** START **
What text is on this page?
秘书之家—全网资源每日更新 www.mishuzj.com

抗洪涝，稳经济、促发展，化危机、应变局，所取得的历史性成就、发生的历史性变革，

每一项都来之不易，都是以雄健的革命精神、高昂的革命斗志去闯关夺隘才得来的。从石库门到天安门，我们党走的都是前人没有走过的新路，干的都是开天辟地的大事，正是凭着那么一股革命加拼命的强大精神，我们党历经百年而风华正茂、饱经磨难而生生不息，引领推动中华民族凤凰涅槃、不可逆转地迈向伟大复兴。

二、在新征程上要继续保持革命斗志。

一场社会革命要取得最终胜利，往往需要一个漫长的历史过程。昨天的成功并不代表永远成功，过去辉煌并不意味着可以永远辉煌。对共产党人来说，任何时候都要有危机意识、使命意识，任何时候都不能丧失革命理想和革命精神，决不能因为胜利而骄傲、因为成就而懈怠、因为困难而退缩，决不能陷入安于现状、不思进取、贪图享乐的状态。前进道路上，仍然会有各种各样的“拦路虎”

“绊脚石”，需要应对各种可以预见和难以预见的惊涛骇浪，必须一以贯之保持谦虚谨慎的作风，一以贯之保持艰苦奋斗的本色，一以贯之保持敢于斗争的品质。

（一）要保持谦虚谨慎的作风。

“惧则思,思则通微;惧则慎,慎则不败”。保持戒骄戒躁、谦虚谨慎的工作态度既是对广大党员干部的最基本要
** END **
** START **
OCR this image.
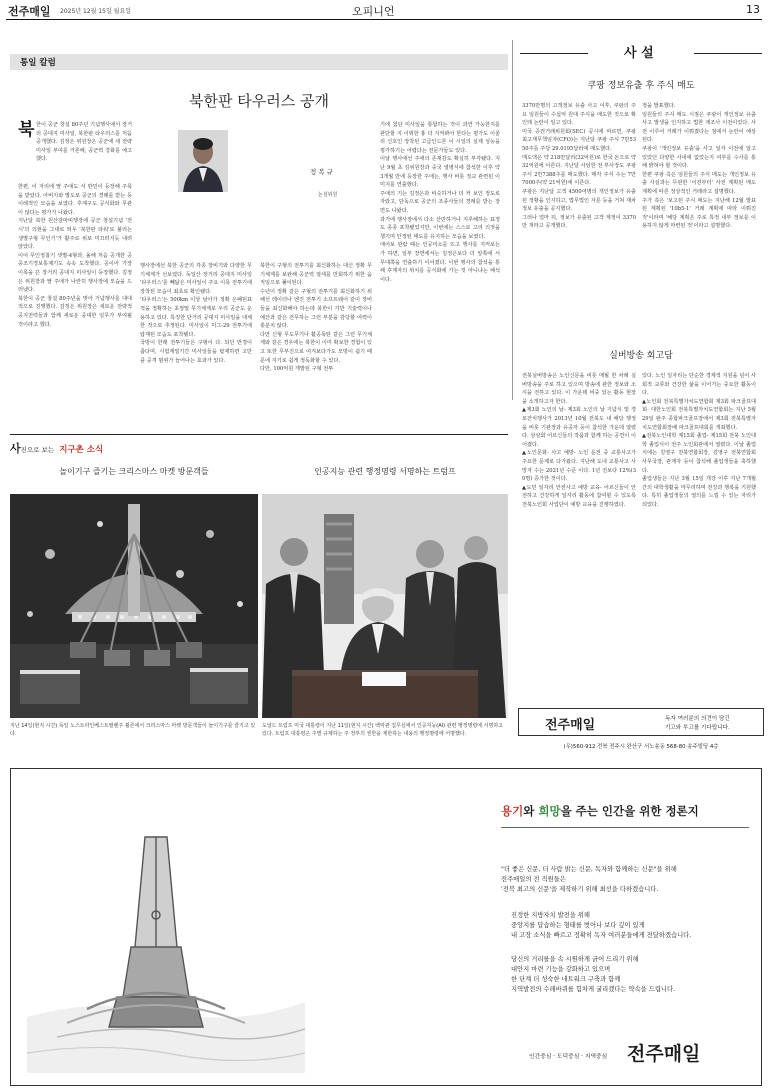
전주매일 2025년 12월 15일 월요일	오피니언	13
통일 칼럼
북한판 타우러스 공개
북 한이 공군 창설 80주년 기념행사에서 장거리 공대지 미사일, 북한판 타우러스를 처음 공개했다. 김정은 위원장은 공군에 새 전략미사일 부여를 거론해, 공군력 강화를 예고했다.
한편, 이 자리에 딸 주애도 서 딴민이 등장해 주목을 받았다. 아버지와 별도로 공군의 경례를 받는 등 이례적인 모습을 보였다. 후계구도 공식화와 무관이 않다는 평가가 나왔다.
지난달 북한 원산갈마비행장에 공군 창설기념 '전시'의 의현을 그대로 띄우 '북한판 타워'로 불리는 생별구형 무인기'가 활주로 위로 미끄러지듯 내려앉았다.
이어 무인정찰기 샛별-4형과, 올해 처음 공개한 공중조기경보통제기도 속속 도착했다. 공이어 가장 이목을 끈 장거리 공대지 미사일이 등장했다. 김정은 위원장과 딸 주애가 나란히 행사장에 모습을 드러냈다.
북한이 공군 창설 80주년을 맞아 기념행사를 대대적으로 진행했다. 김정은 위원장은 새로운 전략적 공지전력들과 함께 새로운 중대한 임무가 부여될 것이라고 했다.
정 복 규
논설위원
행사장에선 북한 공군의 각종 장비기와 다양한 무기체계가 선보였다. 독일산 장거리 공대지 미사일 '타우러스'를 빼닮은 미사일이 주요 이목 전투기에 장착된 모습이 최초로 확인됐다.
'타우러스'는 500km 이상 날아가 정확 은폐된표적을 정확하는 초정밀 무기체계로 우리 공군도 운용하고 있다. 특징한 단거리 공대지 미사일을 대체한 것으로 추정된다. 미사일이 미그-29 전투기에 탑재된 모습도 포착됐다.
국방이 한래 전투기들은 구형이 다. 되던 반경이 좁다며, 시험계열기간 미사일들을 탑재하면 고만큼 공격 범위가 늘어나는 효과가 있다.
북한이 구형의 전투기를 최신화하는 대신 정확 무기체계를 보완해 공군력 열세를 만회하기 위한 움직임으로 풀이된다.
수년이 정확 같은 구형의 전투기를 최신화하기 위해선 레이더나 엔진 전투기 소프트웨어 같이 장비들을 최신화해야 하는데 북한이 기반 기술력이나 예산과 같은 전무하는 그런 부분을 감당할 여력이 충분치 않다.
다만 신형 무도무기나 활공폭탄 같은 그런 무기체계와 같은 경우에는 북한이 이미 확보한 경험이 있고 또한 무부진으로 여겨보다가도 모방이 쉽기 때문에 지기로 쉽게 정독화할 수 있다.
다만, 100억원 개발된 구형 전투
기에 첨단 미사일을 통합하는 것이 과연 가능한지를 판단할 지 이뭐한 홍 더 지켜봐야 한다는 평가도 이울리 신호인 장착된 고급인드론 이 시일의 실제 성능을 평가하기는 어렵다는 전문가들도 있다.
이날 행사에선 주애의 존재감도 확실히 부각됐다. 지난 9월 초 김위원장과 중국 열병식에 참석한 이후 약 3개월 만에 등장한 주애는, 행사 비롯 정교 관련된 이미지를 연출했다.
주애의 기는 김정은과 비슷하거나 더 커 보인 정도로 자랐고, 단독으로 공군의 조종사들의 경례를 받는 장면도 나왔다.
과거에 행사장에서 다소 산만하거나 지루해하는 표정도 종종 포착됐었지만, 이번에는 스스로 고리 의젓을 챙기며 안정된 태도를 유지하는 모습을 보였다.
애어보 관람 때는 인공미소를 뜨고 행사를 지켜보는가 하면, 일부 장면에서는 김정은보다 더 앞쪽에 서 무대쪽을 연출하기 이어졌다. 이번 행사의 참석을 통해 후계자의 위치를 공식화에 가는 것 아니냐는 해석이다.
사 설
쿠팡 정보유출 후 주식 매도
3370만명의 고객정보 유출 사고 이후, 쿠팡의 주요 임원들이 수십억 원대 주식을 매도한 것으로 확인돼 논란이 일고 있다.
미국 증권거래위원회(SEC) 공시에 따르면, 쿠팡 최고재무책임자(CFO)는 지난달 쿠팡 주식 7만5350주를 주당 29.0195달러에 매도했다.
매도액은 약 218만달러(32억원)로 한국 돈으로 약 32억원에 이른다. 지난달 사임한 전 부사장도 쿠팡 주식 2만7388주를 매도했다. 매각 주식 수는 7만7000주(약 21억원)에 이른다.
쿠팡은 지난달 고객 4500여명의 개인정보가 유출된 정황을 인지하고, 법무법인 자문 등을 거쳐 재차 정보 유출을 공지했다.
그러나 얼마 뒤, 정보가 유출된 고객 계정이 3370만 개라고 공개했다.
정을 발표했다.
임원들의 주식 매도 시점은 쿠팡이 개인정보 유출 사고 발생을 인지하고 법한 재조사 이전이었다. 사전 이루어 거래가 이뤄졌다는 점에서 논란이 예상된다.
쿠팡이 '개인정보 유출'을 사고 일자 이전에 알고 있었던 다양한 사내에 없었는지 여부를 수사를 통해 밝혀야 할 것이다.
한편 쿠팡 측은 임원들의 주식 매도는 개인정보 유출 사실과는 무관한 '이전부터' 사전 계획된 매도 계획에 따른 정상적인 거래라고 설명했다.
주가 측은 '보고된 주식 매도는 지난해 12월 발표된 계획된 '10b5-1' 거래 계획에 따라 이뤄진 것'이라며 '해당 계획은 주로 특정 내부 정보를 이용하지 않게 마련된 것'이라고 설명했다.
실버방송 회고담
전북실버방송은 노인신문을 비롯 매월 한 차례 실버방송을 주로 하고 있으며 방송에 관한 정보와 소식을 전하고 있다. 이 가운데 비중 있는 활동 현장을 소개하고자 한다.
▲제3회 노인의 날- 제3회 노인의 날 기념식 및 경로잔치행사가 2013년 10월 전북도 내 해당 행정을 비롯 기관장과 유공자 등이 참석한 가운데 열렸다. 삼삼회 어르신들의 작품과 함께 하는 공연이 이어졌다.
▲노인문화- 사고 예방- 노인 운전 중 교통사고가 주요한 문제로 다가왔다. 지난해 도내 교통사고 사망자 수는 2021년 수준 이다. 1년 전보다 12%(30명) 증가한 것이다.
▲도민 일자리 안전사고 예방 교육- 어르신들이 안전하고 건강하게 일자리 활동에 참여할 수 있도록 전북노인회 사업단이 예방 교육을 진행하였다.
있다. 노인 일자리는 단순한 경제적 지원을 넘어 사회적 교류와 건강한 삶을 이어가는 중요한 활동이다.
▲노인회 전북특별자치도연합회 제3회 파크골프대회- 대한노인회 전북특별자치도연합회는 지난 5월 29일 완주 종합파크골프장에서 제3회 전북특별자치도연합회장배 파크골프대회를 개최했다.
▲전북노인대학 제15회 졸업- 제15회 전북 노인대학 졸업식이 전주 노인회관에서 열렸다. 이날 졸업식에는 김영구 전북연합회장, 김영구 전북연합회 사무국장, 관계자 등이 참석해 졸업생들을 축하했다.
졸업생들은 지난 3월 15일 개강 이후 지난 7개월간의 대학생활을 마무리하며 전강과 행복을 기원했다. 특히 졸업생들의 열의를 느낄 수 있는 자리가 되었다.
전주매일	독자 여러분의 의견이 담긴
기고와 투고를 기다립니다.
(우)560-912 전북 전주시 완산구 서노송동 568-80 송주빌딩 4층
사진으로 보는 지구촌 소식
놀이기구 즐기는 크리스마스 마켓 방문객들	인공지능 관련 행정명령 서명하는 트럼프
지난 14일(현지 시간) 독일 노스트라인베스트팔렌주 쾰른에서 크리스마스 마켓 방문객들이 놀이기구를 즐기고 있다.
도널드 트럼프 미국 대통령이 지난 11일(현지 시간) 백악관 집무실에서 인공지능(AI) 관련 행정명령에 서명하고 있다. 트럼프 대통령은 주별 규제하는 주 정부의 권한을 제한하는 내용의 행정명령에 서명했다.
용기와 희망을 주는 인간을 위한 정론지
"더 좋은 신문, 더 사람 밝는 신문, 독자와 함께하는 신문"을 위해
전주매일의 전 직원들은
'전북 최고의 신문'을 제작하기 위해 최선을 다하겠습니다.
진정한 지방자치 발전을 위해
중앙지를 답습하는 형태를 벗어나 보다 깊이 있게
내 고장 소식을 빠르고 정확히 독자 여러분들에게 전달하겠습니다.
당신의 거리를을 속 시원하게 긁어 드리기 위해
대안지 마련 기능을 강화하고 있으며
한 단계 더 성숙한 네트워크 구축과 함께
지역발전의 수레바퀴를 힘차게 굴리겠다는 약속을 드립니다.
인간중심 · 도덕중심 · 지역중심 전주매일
** END **
** START **
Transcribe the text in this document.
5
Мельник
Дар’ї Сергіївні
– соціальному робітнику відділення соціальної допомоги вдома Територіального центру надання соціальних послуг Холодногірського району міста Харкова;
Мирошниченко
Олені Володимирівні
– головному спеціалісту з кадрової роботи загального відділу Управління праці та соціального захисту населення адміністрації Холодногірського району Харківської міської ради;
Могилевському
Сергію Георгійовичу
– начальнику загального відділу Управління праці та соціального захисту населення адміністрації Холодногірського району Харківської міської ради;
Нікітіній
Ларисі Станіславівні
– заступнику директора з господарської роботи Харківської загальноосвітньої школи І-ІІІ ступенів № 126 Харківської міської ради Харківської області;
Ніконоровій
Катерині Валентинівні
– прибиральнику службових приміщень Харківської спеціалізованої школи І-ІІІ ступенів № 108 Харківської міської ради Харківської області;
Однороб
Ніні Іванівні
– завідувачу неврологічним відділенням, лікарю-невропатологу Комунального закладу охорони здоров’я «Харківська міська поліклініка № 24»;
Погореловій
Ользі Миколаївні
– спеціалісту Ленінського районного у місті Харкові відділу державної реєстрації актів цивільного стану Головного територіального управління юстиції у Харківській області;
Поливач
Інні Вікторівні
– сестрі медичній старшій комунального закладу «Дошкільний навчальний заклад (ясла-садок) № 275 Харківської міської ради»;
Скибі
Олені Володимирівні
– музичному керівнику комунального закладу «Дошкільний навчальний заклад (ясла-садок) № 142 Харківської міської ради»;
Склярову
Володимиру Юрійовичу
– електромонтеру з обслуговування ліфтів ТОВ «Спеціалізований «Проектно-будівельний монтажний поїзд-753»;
** END **
▶ **WORK INSTRUCTIONS**
Using the entries above, find all lines with "закладу". Copy them.

▶ **WRITTEN ANSWER**
– завідувачу неврологічним відділенням, лікарю-невропатологу Комунального закладу охорони здоров’я «Харківська міська поліклініка № 24»;
– сестрі медичній старшій комунального закладу «Дошкільний навчальний заклад (ясла-садок) № 275 Харківської міської ради»;
– музичному керівнику комунального закладу «Дошкільний навчальний заклад (ясла-садок) № 142 Харківської міської ради»;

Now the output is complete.